PROBLEM REQUIREMENTS: Read the records below. Copy each line where the string "Access" occurs.

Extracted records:
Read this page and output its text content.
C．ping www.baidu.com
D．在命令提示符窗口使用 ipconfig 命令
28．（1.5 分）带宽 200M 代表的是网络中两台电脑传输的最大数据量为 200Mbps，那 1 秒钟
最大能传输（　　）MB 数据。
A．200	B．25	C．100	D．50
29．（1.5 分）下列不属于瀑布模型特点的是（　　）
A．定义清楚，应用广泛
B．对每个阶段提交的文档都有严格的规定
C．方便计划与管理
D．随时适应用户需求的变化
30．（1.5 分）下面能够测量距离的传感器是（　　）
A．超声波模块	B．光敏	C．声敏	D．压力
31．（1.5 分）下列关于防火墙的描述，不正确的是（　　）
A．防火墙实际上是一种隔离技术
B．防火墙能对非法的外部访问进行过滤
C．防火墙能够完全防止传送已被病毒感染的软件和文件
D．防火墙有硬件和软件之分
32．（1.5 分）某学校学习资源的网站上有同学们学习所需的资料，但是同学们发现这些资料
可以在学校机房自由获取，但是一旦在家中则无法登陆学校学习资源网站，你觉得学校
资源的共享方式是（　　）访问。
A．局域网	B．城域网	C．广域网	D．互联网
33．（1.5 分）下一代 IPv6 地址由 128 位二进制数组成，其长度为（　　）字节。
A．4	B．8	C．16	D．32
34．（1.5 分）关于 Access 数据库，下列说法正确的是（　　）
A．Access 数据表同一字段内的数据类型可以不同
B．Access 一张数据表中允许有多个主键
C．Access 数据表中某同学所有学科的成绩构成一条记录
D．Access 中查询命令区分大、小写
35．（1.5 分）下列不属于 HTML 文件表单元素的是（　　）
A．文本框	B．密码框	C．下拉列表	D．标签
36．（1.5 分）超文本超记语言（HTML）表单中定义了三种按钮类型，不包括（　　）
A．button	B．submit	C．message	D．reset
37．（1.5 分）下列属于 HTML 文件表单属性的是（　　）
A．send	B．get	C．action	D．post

WRITTEN ANSWER:
34．（1.5 分）关于 Access 数据库，下列说法正确的是（　　）
A．Access 数据表同一字段内的数据类型可以不同
B．Access 一张数据表中允许有多个主键
C．Access 数据表中某同学所有学科的成绩构成一条记录
D．Access 中查询命令区分大、小写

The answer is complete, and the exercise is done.